Provided records:
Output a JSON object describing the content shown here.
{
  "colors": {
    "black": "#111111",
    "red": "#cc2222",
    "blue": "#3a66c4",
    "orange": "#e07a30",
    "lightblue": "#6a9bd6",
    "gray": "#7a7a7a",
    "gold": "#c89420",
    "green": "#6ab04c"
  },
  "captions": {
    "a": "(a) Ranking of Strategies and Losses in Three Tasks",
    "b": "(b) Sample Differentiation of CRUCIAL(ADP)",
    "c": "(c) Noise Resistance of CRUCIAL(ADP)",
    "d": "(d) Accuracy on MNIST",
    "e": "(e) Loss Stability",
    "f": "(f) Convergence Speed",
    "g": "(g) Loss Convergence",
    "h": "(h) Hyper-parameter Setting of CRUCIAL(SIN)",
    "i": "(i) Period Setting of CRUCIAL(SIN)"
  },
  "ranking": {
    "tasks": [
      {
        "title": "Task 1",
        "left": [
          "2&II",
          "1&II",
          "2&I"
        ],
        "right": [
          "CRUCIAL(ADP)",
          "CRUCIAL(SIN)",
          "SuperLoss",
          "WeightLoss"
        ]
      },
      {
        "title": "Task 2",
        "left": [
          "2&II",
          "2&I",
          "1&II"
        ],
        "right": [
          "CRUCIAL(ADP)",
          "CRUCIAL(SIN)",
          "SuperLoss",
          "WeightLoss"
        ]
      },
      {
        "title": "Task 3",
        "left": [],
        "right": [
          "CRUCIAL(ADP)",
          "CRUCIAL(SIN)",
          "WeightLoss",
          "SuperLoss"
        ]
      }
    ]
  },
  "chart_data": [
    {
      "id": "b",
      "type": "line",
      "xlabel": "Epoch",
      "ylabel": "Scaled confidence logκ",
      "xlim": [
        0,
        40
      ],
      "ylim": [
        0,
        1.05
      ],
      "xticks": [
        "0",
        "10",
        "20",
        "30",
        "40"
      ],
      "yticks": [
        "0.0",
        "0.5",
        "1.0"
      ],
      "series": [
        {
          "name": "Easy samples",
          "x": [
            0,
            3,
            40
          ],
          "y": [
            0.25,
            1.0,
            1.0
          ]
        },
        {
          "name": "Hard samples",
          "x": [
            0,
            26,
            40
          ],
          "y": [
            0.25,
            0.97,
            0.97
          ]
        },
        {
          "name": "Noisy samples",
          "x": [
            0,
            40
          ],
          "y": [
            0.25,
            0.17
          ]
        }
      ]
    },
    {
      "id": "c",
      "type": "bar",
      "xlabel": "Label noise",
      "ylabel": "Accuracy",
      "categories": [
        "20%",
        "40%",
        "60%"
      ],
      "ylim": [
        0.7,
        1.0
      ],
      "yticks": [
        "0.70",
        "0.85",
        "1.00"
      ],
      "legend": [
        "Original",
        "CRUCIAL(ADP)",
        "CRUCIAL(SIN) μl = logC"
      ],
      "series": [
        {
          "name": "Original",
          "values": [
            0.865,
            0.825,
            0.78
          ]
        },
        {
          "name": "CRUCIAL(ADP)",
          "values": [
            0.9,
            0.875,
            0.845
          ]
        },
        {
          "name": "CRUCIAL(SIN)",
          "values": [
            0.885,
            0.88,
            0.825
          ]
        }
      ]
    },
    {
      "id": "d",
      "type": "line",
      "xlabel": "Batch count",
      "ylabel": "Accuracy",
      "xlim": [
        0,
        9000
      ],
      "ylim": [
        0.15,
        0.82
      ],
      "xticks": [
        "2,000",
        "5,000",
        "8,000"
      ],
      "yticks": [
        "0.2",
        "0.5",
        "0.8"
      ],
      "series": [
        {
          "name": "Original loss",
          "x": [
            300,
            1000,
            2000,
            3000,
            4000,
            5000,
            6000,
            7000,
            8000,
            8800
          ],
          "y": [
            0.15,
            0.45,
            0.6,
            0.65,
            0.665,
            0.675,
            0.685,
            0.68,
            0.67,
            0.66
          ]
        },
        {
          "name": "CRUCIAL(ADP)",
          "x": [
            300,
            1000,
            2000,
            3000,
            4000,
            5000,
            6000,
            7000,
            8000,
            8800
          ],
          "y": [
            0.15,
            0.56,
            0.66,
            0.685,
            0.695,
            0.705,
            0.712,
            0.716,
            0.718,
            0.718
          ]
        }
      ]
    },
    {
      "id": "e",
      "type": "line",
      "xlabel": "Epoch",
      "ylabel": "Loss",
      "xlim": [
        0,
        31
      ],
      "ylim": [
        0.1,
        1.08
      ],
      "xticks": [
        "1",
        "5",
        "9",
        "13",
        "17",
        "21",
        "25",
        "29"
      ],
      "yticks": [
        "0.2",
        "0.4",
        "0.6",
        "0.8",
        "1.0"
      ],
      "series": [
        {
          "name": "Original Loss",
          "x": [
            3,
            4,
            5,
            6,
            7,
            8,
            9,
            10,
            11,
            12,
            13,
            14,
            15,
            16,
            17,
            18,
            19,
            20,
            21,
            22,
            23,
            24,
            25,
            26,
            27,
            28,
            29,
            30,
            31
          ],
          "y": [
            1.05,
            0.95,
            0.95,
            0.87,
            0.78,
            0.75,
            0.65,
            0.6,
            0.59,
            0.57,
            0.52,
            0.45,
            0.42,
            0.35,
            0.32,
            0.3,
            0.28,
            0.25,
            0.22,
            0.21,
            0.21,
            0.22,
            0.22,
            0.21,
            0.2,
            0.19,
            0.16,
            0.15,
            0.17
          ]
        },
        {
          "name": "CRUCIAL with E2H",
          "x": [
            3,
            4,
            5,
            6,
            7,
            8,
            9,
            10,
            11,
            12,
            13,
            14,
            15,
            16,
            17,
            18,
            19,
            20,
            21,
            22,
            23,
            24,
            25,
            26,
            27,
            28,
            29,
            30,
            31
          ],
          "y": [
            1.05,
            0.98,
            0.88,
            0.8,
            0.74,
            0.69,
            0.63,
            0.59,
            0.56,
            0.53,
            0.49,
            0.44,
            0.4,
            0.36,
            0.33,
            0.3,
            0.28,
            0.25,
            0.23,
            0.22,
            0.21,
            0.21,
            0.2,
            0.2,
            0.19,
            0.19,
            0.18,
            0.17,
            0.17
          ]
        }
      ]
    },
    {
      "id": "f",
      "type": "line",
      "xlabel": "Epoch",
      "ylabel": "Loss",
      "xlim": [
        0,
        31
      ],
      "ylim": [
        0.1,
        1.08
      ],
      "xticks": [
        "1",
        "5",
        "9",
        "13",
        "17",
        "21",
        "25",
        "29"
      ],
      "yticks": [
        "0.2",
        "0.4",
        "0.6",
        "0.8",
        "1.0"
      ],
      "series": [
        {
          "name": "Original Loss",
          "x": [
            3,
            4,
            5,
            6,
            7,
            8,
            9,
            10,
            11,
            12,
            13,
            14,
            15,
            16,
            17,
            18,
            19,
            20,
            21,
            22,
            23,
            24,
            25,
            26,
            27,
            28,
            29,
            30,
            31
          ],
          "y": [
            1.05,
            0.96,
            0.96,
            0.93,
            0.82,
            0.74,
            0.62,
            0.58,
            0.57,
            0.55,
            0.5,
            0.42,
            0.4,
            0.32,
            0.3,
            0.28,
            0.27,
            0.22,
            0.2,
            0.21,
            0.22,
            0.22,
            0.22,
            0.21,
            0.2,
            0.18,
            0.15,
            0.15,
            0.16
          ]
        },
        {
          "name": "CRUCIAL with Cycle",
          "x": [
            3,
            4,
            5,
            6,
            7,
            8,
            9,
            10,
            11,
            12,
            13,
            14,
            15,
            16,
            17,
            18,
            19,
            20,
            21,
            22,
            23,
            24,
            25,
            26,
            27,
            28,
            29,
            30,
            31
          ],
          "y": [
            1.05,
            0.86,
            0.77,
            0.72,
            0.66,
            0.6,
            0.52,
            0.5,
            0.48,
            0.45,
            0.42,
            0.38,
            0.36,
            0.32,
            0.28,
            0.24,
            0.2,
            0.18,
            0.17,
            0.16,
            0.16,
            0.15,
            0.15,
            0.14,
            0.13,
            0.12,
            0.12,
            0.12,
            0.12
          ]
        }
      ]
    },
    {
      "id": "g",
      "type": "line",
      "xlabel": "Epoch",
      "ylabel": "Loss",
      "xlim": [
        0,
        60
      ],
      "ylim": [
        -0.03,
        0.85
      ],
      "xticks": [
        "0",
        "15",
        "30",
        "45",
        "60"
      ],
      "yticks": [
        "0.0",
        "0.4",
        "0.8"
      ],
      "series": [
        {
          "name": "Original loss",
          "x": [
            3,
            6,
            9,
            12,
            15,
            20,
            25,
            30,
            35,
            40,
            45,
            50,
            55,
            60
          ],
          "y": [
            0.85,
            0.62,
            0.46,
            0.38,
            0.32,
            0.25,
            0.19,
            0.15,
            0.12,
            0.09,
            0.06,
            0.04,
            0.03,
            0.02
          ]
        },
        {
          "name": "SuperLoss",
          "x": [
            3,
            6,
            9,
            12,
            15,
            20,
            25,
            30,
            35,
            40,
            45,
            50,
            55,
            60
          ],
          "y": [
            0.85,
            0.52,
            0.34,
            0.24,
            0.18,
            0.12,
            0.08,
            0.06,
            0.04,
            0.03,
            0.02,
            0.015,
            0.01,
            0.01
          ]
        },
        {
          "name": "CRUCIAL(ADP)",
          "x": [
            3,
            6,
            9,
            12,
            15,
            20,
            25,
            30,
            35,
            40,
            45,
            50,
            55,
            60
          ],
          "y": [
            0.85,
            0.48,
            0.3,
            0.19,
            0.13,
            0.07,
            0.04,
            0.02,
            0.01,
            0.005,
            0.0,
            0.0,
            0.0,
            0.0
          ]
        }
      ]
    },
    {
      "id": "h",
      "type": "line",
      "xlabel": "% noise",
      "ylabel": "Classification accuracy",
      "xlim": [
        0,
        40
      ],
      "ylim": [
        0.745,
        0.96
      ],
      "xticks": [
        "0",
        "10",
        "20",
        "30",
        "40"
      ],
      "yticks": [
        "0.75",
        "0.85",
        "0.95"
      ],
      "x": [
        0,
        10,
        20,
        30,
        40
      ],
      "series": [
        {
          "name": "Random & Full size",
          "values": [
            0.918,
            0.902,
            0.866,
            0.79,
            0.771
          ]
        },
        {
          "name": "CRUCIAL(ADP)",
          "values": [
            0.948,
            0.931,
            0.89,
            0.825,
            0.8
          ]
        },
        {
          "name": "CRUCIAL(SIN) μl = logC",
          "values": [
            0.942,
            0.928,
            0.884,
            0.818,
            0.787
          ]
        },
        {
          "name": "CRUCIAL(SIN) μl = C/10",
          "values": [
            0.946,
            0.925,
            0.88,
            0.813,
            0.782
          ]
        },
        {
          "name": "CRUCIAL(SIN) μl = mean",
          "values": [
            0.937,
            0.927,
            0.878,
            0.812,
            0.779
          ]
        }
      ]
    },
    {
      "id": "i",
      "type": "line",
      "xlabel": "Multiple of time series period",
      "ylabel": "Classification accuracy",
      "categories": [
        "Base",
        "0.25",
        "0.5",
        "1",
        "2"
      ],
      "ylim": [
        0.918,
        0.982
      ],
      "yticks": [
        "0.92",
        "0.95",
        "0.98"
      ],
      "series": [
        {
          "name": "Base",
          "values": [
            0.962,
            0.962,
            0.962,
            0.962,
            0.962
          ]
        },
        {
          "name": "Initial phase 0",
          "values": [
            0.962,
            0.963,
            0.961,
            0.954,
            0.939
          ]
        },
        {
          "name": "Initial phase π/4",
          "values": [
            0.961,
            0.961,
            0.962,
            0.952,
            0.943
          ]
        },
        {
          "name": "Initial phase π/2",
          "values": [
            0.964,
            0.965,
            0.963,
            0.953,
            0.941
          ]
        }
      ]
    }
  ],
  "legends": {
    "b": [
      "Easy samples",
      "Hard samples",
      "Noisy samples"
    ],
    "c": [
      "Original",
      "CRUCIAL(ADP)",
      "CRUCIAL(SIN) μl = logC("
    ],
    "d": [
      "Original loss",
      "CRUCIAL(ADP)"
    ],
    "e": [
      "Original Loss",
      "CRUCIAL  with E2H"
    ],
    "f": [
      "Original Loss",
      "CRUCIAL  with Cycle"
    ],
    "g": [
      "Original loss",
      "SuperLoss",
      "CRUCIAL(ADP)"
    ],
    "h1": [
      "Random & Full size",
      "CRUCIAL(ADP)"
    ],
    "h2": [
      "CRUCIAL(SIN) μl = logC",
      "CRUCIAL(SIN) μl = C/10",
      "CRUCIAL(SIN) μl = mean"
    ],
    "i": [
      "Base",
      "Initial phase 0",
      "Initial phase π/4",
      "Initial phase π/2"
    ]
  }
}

Written exercise: Copy out every line from the records that has the word "Initial".

Exercise response:
          "name": "Initial phase 0",
          "name": "Initial phase π/4",
          "name": "Initial phase π/2",
      "Initial phase 0",
      "Initial phase π/4",
      "Initial phase π/2"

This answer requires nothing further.